Stored records:
>>>
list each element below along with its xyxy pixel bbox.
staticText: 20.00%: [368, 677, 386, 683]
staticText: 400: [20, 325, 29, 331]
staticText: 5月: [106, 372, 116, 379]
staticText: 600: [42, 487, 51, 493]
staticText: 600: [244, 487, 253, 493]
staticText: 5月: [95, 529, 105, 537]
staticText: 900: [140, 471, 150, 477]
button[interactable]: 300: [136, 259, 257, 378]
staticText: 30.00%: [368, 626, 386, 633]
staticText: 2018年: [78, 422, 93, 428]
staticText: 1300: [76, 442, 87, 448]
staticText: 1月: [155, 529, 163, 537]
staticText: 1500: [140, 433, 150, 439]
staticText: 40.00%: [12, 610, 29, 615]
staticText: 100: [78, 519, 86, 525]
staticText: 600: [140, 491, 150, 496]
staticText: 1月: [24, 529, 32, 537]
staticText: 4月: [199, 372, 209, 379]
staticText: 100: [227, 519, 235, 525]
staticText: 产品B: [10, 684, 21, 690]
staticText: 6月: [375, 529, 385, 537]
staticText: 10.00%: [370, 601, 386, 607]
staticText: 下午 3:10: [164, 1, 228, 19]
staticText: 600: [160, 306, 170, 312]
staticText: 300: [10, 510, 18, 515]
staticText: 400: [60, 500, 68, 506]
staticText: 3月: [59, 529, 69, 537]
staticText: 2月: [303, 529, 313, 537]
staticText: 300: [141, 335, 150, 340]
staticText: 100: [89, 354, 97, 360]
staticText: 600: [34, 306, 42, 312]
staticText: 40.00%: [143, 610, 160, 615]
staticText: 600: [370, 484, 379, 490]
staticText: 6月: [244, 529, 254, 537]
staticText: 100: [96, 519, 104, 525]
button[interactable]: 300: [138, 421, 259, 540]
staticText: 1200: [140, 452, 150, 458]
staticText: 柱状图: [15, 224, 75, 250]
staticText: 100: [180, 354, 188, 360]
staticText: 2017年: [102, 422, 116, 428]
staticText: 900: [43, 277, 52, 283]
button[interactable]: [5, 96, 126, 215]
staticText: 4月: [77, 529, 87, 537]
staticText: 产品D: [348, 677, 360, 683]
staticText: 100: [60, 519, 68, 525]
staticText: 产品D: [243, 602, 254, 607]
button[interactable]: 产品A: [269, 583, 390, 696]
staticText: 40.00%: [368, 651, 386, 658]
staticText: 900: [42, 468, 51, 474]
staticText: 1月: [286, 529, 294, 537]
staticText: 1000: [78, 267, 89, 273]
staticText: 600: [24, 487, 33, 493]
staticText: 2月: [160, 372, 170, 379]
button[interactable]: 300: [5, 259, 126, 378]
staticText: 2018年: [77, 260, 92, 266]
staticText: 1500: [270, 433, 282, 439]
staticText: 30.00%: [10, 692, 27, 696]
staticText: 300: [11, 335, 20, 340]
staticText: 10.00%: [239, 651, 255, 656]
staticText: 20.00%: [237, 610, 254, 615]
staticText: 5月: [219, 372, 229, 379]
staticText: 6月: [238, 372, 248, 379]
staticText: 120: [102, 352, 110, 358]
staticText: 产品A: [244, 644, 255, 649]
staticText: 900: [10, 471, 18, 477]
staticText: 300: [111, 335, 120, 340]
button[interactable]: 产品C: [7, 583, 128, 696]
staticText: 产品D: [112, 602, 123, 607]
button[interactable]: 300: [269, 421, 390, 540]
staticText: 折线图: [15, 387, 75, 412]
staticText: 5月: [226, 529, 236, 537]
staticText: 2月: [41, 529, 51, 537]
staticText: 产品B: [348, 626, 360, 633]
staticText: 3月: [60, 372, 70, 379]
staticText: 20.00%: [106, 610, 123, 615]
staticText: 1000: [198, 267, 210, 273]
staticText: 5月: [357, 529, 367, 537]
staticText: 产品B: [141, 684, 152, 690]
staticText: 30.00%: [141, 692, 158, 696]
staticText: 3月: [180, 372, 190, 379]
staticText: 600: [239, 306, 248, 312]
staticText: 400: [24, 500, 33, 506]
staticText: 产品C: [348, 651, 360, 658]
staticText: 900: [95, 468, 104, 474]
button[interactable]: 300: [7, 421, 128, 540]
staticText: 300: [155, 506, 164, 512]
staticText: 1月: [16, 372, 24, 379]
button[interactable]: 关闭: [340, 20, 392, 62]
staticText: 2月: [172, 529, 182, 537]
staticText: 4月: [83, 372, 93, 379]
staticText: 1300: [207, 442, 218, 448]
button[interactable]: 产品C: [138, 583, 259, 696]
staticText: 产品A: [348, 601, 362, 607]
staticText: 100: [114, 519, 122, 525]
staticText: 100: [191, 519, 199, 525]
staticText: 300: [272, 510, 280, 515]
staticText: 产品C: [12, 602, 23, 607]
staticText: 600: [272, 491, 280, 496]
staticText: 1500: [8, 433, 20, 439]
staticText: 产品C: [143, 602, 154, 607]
<<<
Render every line of the rows above as a JSON list of strings, one string per line, with blank lines omitted.

[
  "list each element below along with its xyxy pixel bbox.",
  "staticText: 20.00%: [368, 677, 386, 683]",
  "staticText: 400: [20, 325, 29, 331]",
  "staticText: 5月: [106, 372, 116, 379]",
  "staticText: 600: [42, 487, 51, 493]",
  "staticText: 600: [244, 487, 253, 493]",
  "staticText: 5月: [95, 529, 105, 537]",
  "staticText: 900: [140, 471, 150, 477]",
  "button[interactable]: 300: [136, 259, 257, 378]",
  "staticText: 30.00%: [368, 626, 386, 633]",
  "staticText: 2018年: [78, 422, 93, 428]",
  "staticText: 1300: [76, 442, 87, 448]",
  "staticText: 1月: [155, 529, 163, 537]",
  "staticText: 1500: [140, 433, 150, 439]",
  "staticText: 40.00%: [12, 610, 29, 615]",
  "staticText: 100: [78, 519, 86, 525]",
  "staticText: 600: [140, 491, 150, 496]",
  "staticText: 1月: [24, 529, 32, 537]",
  "staticText: 4月: [199, 372, 209, 379]",
  "staticText: 100: [227, 519, 235, 525]",
  "staticText: 产品B: [10, 684, 21, 690]",
  "staticText: 6月: [375, 529, 385, 537]",
  "staticText: 10.00%: [370, 601, 386, 607]",
  "staticText: 下午 3:10: [164, 1, 228, 19]",
  "staticText: 600: [160, 306, 170, 312]",
  "staticText: 300: [10, 510, 18, 515]",
  "staticText: 400: [60, 500, 68, 506]",
  "staticText: 3月: [59, 529, 69, 537]",
  "staticText: 2月: [303, 529, 313, 537]",
  "staticText: 300: [141, 335, 150, 340]",
  "staticText: 100: [89, 354, 97, 360]",
  "staticText: 600: [34, 306, 42, 312]",
  "staticText: 40.00%: [143, 610, 160, 615]",
  "staticText: 600: [370, 484, 379, 490]",
  "staticText: 6月: [244, 529, 254, 537]",
  "staticText: 100: [96, 519, 104, 525]",
  "button[interactable]: 300: [138, 421, 259, 540]",
  "staticText: 1200: [140, 452, 150, 458]",
  "staticText: 柱状图: [15, 224, 75, 250]",
  "staticText: 100: [180, 354, 188, 360]",
  "staticText: 2017年: [102, 422, 116, 428]",
  "staticText: 900: [43, 277, 52, 283]",
  "button[interactable]: [5, 96, 126, 215]",
  "staticText: 4月: [77, 529, 87, 537]",
  "staticText: 产品D: [348, 677, 360, 683]",
  "staticText: 100: [60, 519, 68, 525]",
  "staticText: 产品D: [243, 602, 254, 607]",
  "button[interactable]: 产品A: [269, 583, 390, 696]",
  "staticText: 40.00%: [368, 651, 386, 658]",
  "staticText: 900: [42, 468, 51, 474]",
  "staticText: 1月: [286, 529, 294, 537]",
  "staticText: 1000: [78, 267, 89, 273]",
  "staticText: 600: [24, 487, 33, 493]",
  "staticText: 2月: [160, 372, 170, 379]",
  "button[interactable]: 300: [5, 259, 126, 378]",
  "staticText: 2018年: [77, 260, 92, 266]",
  "staticText: 1500: [270, 433, 282, 439]",
  "staticText: 30.00%: [10, 692, 27, 696]",
  "staticText: 300: [11, 335, 20, 340]",
  "staticText: 10.00%: [239, 651, 255, 656]",
  "staticText: 20.00%: [237, 610, 254, 615]",
  "staticText: 5月: [219, 372, 229, 379]",
  "staticText: 6月: [238, 372, 248, 379]",
  "staticText: 120: [102, 352, 110, 358]",
  "staticText: 产品A: [244, 644, 255, 649]",
  "staticText: 900: [10, 471, 18, 477]",
  "staticText: 300: [111, 335, 120, 340]",
  "button[interactable]: 产品C: [7, 583, 128, 696]",
  "staticText: 产品D: [112, 602, 123, 607]",
  "button[interactable]: 300: [269, 421, 390, 540]",
  "staticText: 折线图: [15, 387, 75, 412]",
  "staticText: 5月: [226, 529, 236, 537]",
  "staticText: 2月: [41, 529, 51, 537]",
  "staticText: 产品B: [348, 626, 360, 633]",
  "staticText: 3月: [60, 372, 70, 379]",
  "staticText: 20.00%: [106, 610, 123, 615]",
  "staticText: 1000: [198, 267, 210, 273]",
  "staticText: 5月: [357, 529, 367, 537]",
  "staticText: 产品B: [141, 684, 152, 690]",
  "staticText: 30.00%: [141, 692, 158, 696]",
  "staticText: 3月: [180, 372, 190, 379]",
  "staticText: 600: [239, 306, 248, 312]",
  "staticText: 400: [24, 500, 33, 506]",
  "staticText: 产品C: [348, 651, 360, 658]",
  "staticText: 900: [95, 468, 104, 474]",
  "button[interactable]: 300: [7, 421, 128, 540]",
  "staticText: 300: [155, 506, 164, 512]",
  "staticText: 1月: [16, 372, 24, 379]",
  "button[interactable]: 关闭: [340, 20, 392, 62]",
  "staticText: 2月: [172, 529, 182, 537]",
  "staticText: 4月: [83, 372, 93, 379]",
  "staticText: 1300: [207, 442, 218, 448]",
  "button[interactable]: 产品C: [138, 583, 259, 696]",
  "staticText: 产品A: [348, 601, 362, 607]",
  "staticText: 100: [114, 519, 122, 525]",
  "staticText: 100: [191, 519, 199, 525]",
  "staticText: 300: [272, 510, 280, 515]",
  "staticText: 产品C: [12, 602, 23, 607]",
  "staticText: 600: [272, 491, 280, 496]",
  "staticText: 1500: [8, 433, 20, 439]",
  "staticText: 产品C: [143, 602, 154, 607]"
]